Extracted data entries:

Start

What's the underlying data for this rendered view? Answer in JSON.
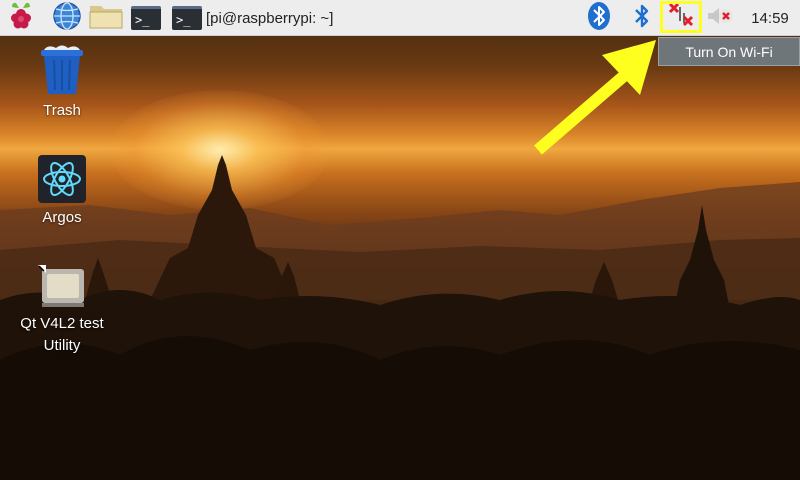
{
  "taskbar": {
    "menu_icon": "raspberry-pi-logo-icon",
    "browser_icon": "globe-icon",
    "files_icon": "folder-icon",
    "terminal_icon": "terminal-icon",
    "terminal_prompt": ">_",
    "terminal_window_label": "[pi@raspberrypi: ~]",
    "bluetooth_icon": "bluetooth-icon",
    "wifi_icon": "wifi-disconnected-icon",
    "volume_icon": "volume-muted-icon",
    "clock": "14:59"
  },
  "tooltip": {
    "text": "Turn On Wi-Fi"
  },
  "desktop": {
    "icons": [
      {
        "label": "Trash",
        "icon": "trash-icon"
      },
      {
        "label": "Argos",
        "icon": "atom-icon"
      },
      {
        "label": "Qt V4L2 test Utility",
        "icon": "webcam-icon"
      }
    ]
  },
  "annotation": {
    "highlight_color": "#ffff1f",
    "arrow_icon": "arrow-icon"
  },
  "colors": {
    "taskbar_bg": "#ededed",
    "bluetooth_blue": "#1f6fd0",
    "error_red": "#e0202a",
    "tooltip_bg": "#6f767a"
  }
}
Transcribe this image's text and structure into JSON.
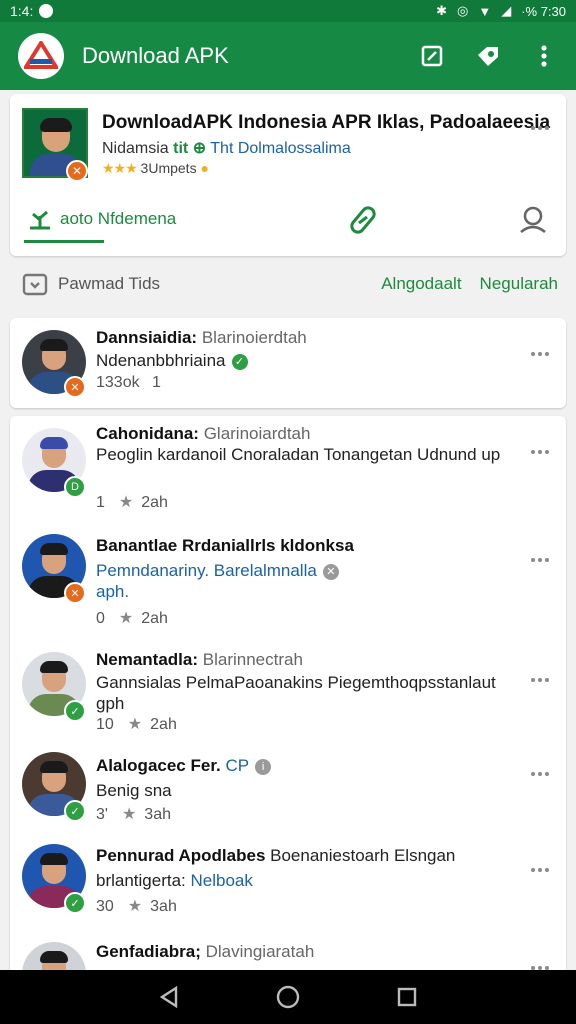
{
  "status": {
    "time": "1:4:",
    "right": "·% 7:30"
  },
  "appbar": {
    "title": "Download APK",
    "brand_color": "#168a45"
  },
  "app_card": {
    "name": "DownloadAPK Indonesia APR Iklas, Padoalaeesia",
    "developer_prefix": "Nidamsia",
    "developer_tag": "tit",
    "developer_link": "Tht Dolmalossalima",
    "stars": "★★★",
    "rating_text": "3Umpets",
    "tab1_label": "aoto Nfdemena"
  },
  "section": {
    "label": "Pawmad Tids",
    "right1": "Alngodaalt",
    "right2": "Negularah"
  },
  "items": [
    {
      "name": "Dannsiaidia:",
      "source": "Blarinoierdtah",
      "text": "Ndenanbbhriaina",
      "meta_a": "133ok",
      "meta_b": "1"
    },
    {
      "name": "Cahonidana:",
      "source": "Glarinoiardtah",
      "text": "Peoglin kardanoil Cnoraladan Tonangetan Udnund up",
      "meta_a": "1",
      "meta_b": "2ah"
    },
    {
      "name": "Banantlae Rrdaniallrls kldonksa",
      "source": "",
      "text": "Pemndanariny. Barelalmnalla",
      "text2": "aph.",
      "meta_a": "0",
      "meta_b": "2ah"
    },
    {
      "name": "Nemantadla:",
      "source": "Blarinnectrah",
      "text": "Gannsialas PelmaPaoanakins Piegemthoqpsstanlaut gph",
      "meta_a": "10",
      "meta_b": "2ah"
    },
    {
      "name": "Alalogacec Fer.",
      "source": "CP",
      "text": "Benig sna",
      "meta_a": "3'",
      "meta_b": "3ah"
    },
    {
      "name": "Pennurad Apodlabes",
      "source": "Boenaniestoarh Elsngan",
      "text": "brlantigerta:",
      "text_link": "Nelboak",
      "meta_a": "30",
      "meta_b": "3ah"
    },
    {
      "name": "Genfadiabra;",
      "source": "Dlavingiaratah"
    }
  ]
}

End

Your task | Give an exact reproduction of every line, leaving out any picture.

Exercise result |
What's the underlying data for this rendered view? Answer in JSON.
{
  "taskbar": {
    "menu_icon": "raspberry-pi-logo-icon",
    "browser_icon": "globe-icon",
    "files_icon": "folder-icon",
    "terminal_icon": "terminal-icon",
    "terminal_prompt": ">_",
    "terminal_window_label": "[pi@raspberrypi: ~]",
    "bluetooth_icon": "bluetooth-icon",
    "wifi_icon": "wifi-disconnected-icon",
    "volume_icon": "volume-muted-icon",
    "clock": "14:59"
  },
  "tooltip": {
    "text": "Turn On Wi-Fi"
  },
  "desktop": {
    "icons": [
      {
        "label": "Trash",
        "icon": "trash-icon"
      },
      {
        "label": "Argos",
        "icon": "atom-icon"
      },
      {
        "label": "Qt V4L2 test Utility",
        "icon": "webcam-icon"
      }
    ]
  },
  "annotation": {
    "highlight_color": "#ffff1f",
    "arrow_icon": "arrow-icon"
  },
  "colors": {
    "taskbar_bg": "#ededed",
    "bluetooth_blue": "#1f6fd0",
    "error_red": "#e0202a",
    "tooltip_bg": "#6f767a"
  }
}
Transcribe this image's text and structure into JSON.
{
  "status": {
    "time": "1:4:",
    "right": "·% 7:30"
  },
  "appbar": {
    "title": "Download APK",
    "brand_color": "#168a45"
  },
  "app_card": {
    "name": "DownloadAPK Indonesia APR Iklas, Padoalaeesia",
    "developer_prefix": "Nidamsia",
    "developer_tag": "tit",
    "developer_link": "Tht Dolmalossalima",
    "stars": "★★★",
    "rating_text": "3Umpets",
    "tab1_label": "aoto Nfdemena"
  },
  "section": {
    "label": "Pawmad Tids",
    "right1": "Alngodaalt",
    "right2": "Negularah"
  },
  "items": [
    {
      "name": "Dannsiaidia:",
      "source": "Blarinoierdtah",
      "text": "Ndenanbbhriaina",
      "meta_a": "133ok",
      "meta_b": "1"
    },
    {
      "name": "Cahonidana:",
      "source": "Glarinoiardtah",
      "text": "Peoglin kardanoil Cnoraladan Tonangetan Udnund up",
      "meta_a": "1",
      "meta_b": "2ah"
    },
    {
      "name": "Banantlae Rrdaniallrls kldonksa",
      "source": "",
      "text": "Pemndanariny. Barelalmnalla",
      "text2": "aph.",
      "meta_a": "0",
      "meta_b": "2ah"
    },
    {
      "name": "Nemantadla:",
      "source": "Blarinnectrah",
      "text": "Gannsialas PelmaPaoanakins Piegemthoqpsstanlaut gph",
      "meta_a": "10",
      "meta_b": "2ah"
    },
    {
      "name": "Alalogacec Fer.",
      "source": "CP",
      "text": "Benig sna",
      "meta_a": "3'",
      "meta_b": "3ah"
    },
    {
      "name": "Pennurad Apodlabes",
      "source": "Boenaniestoarh Elsngan",
      "text": "brlantigerta:",
      "text_link": "Nelboak",
      "meta_a": "30",
      "meta_b": "3ah"
    },
    {
      "name": "Genfadiabra;",
      "source": "Dlavingiaratah"
    }
  ]
}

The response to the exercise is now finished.